• _Aim_
Tally the lines holding the word "Душистый" and state the count by itself.

Dataset entries
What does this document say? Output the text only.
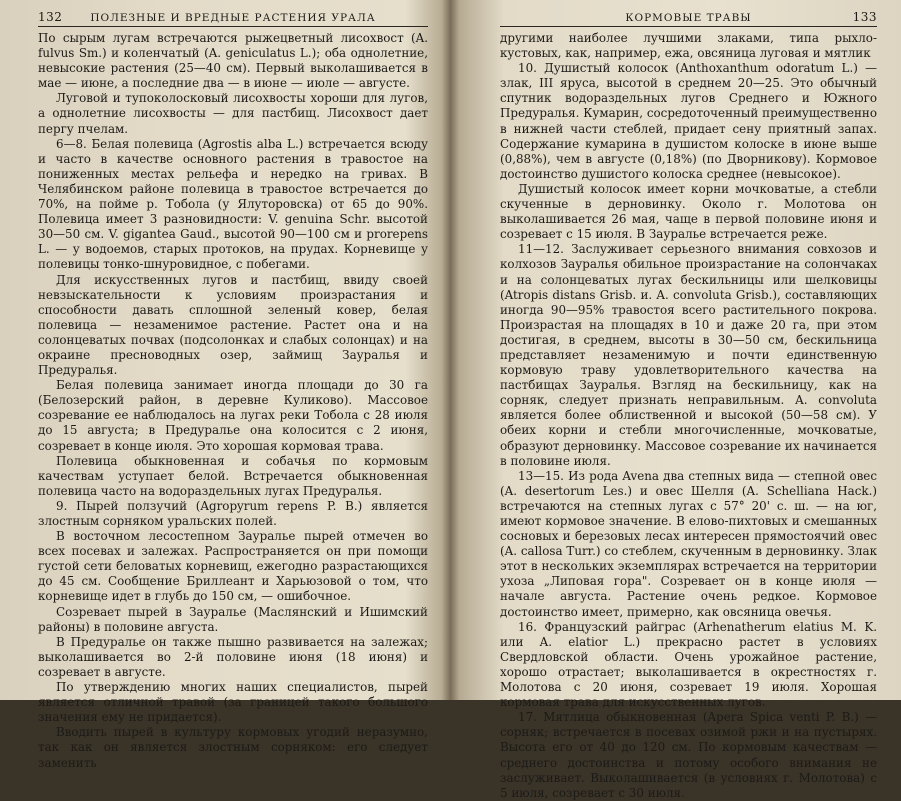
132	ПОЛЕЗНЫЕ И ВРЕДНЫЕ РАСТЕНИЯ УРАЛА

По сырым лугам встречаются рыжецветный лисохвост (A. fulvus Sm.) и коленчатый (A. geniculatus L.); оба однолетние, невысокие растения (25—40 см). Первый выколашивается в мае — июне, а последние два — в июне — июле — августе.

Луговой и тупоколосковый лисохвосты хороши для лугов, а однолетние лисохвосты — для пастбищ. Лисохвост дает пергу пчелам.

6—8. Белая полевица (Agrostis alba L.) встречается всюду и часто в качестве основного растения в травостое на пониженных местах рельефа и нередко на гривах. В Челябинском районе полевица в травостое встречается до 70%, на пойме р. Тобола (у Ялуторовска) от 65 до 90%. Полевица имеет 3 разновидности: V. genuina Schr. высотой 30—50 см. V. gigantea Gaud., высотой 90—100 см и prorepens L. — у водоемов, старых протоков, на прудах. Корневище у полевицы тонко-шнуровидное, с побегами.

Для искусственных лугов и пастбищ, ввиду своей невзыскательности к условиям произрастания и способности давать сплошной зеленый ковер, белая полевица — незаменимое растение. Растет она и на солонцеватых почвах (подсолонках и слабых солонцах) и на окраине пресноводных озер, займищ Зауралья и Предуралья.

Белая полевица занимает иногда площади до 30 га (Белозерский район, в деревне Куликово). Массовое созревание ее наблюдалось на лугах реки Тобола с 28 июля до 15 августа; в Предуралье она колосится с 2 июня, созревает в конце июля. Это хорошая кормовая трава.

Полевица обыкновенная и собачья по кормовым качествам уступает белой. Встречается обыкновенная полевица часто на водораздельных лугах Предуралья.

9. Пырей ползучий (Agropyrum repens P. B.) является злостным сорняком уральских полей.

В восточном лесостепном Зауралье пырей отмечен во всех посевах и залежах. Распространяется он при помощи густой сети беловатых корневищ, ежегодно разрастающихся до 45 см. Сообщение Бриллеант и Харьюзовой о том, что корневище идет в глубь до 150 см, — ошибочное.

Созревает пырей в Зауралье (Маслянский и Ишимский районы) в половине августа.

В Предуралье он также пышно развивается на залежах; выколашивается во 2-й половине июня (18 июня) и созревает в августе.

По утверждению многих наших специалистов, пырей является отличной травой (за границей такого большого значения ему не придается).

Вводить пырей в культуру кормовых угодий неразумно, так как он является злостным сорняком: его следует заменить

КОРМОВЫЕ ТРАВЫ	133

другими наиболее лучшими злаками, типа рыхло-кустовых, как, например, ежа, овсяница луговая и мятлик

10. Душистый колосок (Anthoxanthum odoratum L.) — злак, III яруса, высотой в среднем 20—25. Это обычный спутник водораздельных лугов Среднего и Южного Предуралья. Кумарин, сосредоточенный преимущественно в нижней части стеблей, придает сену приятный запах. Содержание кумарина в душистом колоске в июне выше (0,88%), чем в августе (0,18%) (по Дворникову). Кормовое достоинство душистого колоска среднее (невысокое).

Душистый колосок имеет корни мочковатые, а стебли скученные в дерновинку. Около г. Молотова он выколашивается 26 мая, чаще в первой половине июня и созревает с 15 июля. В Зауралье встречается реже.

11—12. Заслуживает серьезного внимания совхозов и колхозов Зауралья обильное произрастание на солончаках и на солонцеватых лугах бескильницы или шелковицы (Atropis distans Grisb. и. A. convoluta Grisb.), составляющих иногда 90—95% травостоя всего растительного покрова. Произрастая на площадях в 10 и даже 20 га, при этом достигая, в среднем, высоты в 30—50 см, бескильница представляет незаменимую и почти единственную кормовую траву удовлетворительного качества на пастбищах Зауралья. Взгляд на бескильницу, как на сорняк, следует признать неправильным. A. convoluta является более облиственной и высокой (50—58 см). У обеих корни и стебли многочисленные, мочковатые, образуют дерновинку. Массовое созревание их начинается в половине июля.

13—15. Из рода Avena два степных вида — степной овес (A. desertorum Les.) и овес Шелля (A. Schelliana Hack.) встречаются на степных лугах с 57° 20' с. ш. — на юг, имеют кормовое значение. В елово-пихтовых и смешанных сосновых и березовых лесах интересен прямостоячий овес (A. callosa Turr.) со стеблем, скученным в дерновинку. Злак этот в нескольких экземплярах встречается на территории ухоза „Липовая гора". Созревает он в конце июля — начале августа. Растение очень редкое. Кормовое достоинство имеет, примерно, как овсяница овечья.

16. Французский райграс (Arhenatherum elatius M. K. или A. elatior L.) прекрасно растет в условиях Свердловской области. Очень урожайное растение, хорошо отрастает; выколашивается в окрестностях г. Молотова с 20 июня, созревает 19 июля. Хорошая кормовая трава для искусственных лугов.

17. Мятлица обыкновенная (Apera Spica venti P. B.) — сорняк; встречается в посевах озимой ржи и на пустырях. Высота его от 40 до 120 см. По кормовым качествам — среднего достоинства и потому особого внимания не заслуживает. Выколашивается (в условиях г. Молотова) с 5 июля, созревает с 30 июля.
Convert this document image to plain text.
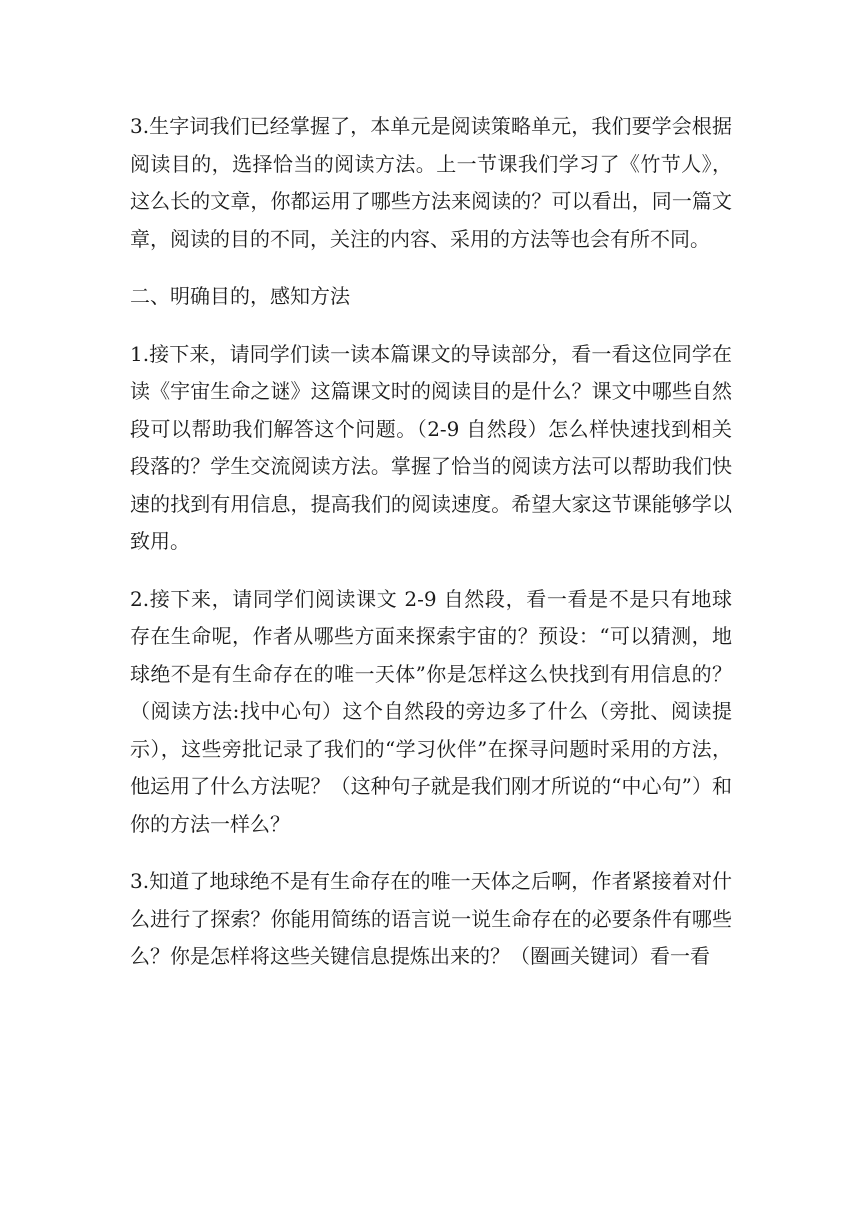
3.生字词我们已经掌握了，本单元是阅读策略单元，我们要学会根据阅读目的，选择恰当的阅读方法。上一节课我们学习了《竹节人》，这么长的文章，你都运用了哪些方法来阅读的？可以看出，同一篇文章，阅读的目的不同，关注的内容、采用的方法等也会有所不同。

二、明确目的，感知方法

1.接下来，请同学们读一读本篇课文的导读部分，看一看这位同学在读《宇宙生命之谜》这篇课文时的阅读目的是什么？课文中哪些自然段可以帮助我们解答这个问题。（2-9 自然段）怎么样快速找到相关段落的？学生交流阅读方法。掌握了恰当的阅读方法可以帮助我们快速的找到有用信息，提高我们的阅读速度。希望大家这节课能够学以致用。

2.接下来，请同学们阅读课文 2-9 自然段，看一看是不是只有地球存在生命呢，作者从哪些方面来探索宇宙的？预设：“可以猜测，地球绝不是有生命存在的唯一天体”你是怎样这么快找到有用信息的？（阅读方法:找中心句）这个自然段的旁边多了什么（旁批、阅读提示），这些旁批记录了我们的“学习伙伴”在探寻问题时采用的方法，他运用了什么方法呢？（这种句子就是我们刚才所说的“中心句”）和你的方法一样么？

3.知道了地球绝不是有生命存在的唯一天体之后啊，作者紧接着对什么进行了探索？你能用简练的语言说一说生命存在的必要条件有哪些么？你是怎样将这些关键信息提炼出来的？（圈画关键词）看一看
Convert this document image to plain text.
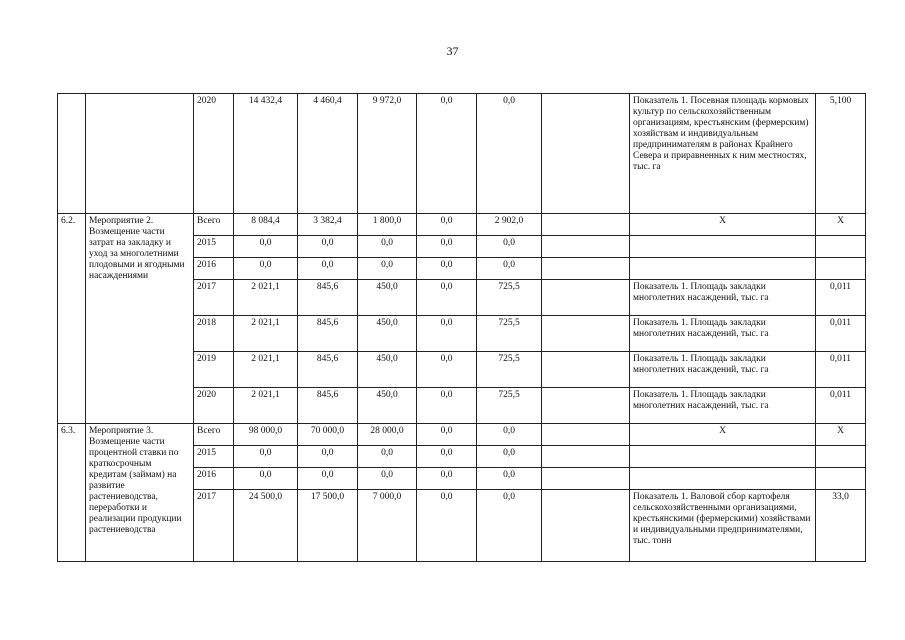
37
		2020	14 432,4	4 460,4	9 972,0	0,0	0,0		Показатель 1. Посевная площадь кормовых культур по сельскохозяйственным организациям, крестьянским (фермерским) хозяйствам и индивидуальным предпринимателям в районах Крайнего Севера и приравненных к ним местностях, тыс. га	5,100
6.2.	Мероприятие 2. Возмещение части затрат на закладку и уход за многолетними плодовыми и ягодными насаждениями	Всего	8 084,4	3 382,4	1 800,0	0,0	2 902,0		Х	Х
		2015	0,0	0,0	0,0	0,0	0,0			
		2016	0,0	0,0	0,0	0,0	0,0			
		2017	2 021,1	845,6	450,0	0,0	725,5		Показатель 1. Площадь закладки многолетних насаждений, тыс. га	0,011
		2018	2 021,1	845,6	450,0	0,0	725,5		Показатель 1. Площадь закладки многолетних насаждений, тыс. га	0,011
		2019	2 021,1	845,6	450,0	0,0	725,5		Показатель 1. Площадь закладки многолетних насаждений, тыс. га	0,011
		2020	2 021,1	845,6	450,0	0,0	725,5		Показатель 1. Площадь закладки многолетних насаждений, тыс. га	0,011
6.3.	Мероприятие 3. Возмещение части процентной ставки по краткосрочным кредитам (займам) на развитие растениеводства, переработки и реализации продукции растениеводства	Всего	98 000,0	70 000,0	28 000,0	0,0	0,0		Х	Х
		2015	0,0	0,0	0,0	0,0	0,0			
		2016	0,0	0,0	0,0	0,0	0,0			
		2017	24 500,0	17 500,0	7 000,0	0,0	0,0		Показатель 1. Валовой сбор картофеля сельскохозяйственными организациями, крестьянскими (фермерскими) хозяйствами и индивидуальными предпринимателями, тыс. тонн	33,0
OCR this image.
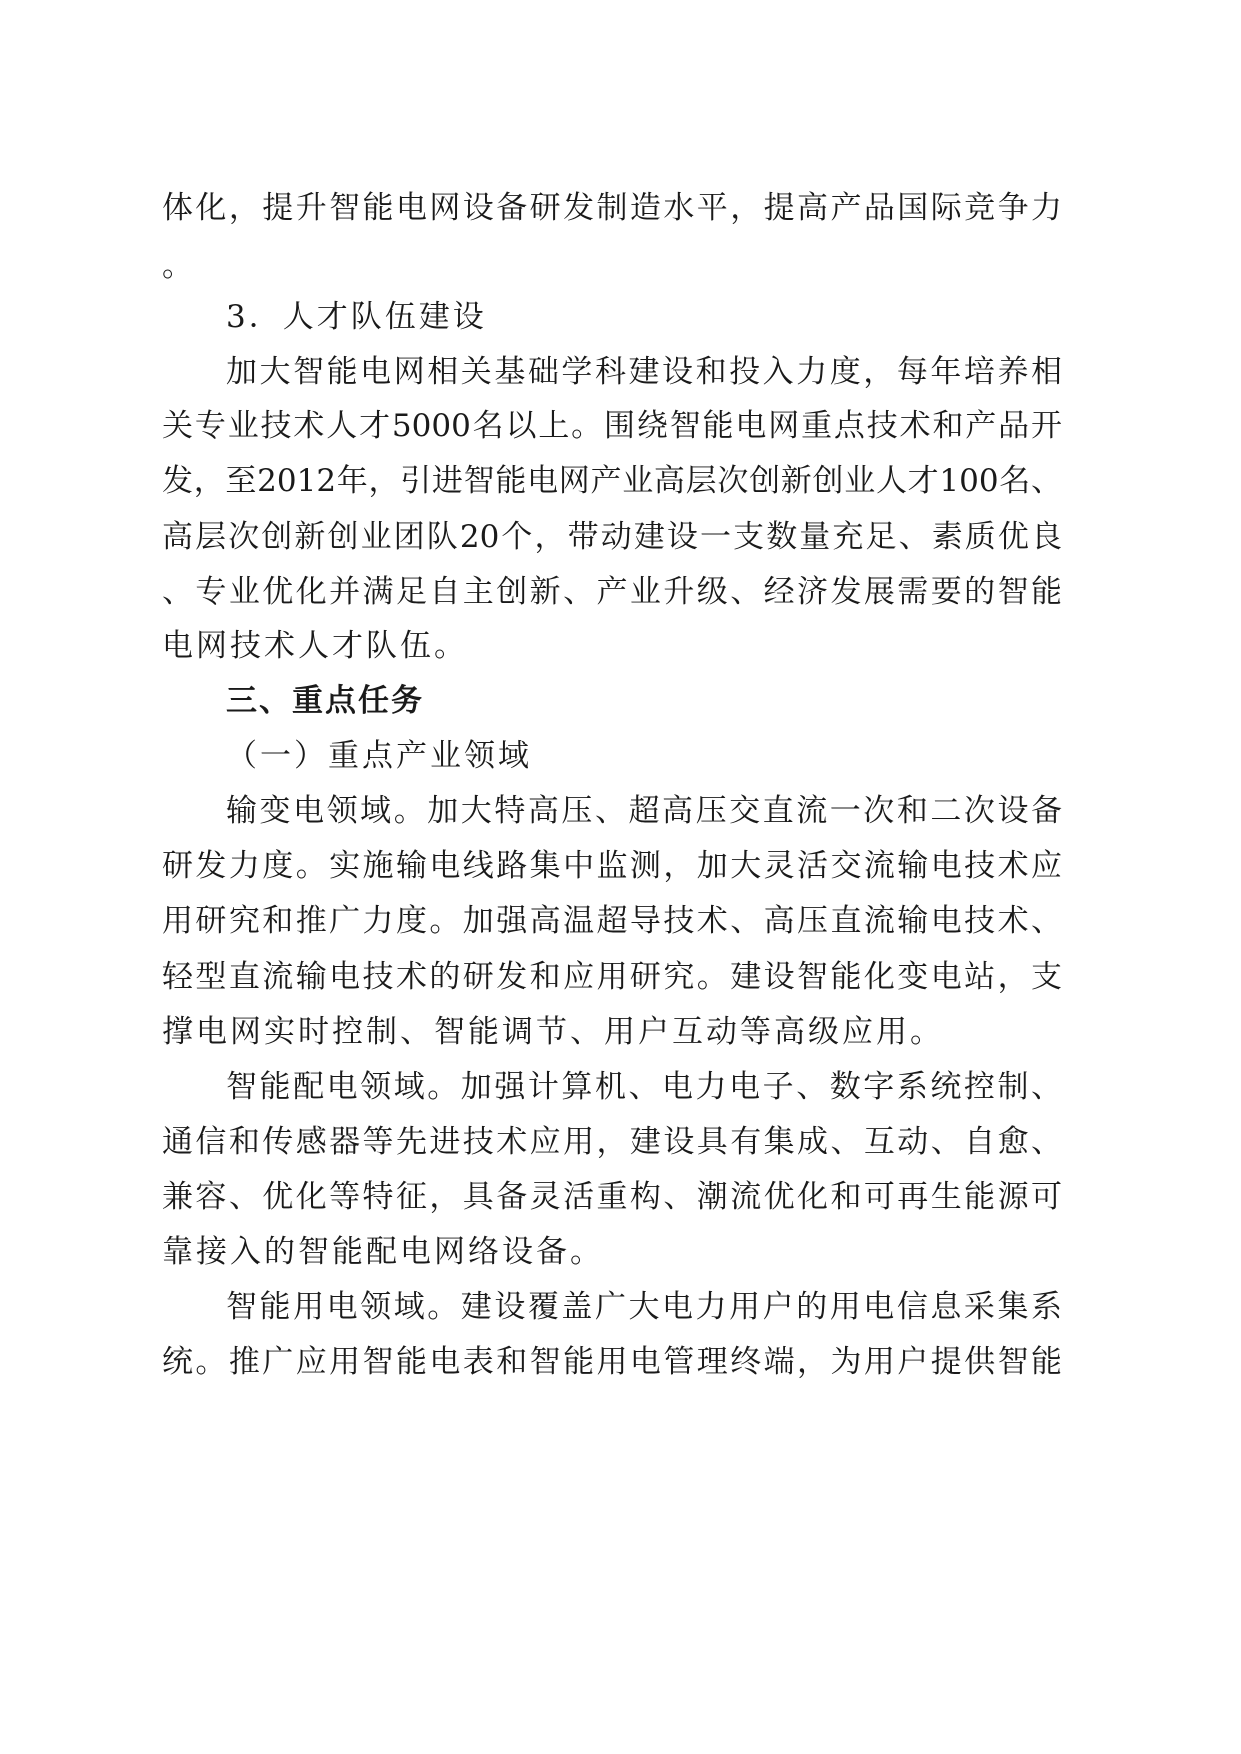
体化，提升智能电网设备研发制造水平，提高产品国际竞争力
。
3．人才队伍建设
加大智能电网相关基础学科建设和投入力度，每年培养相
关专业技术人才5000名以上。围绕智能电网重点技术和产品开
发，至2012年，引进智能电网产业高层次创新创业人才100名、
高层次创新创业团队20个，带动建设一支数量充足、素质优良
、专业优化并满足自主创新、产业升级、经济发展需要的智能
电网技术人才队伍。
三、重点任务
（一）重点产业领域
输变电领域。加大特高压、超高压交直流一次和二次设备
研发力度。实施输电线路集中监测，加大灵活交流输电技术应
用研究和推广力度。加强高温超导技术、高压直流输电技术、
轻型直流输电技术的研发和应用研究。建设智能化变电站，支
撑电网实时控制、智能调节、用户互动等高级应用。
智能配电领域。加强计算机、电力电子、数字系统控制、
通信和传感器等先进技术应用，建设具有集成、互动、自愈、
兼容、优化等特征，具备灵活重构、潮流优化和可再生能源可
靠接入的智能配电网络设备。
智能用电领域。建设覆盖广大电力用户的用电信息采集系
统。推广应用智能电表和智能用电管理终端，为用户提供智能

• _Correct response_
2